▶ Your instructions
Only the number is wanted: count the lines that contain "江苏省房屋建筑和市政基础设施工程档案资料管理规程".

Stored items
☆ ☆ ☆ ☆

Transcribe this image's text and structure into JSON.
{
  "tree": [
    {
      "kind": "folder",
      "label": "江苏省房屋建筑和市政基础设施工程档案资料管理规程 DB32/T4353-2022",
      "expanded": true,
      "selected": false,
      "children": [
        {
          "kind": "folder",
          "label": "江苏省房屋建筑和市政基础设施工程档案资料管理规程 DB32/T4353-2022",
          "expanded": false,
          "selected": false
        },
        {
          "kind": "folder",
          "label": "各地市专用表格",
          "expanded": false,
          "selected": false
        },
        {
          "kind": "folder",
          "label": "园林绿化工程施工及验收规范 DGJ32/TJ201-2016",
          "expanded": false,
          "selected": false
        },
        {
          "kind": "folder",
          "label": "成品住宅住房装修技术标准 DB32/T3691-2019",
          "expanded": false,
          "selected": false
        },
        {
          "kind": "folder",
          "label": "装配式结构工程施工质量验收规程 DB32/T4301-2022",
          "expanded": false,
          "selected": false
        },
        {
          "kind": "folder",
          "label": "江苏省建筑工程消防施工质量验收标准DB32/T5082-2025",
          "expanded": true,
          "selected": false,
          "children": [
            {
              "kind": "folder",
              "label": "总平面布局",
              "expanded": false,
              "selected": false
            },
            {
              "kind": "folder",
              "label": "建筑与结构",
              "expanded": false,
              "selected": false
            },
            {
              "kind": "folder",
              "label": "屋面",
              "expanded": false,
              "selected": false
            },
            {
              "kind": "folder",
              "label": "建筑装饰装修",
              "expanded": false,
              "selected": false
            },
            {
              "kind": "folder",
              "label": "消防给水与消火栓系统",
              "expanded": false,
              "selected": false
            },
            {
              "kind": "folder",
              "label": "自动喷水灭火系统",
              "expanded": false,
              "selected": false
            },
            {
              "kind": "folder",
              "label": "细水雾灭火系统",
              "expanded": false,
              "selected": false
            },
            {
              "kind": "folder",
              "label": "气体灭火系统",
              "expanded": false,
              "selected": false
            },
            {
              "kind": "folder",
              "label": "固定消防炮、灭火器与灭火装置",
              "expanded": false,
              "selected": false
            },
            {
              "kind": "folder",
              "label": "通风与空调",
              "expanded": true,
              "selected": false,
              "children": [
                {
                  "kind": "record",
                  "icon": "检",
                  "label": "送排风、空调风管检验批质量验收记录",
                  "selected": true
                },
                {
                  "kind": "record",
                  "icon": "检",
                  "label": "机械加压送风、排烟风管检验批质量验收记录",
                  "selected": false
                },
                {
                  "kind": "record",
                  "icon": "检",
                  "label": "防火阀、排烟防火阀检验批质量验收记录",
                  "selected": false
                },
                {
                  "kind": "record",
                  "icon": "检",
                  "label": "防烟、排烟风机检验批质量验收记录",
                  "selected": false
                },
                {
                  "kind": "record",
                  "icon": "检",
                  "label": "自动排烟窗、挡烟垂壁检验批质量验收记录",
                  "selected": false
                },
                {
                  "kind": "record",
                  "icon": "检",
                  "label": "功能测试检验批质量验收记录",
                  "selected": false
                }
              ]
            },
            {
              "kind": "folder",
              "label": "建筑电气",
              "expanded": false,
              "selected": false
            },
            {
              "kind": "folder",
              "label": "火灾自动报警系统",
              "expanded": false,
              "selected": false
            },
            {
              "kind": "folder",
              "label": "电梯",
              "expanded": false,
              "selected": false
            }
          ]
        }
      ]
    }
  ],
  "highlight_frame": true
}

☆ ☆ ☆ ☆

▶ Final result
2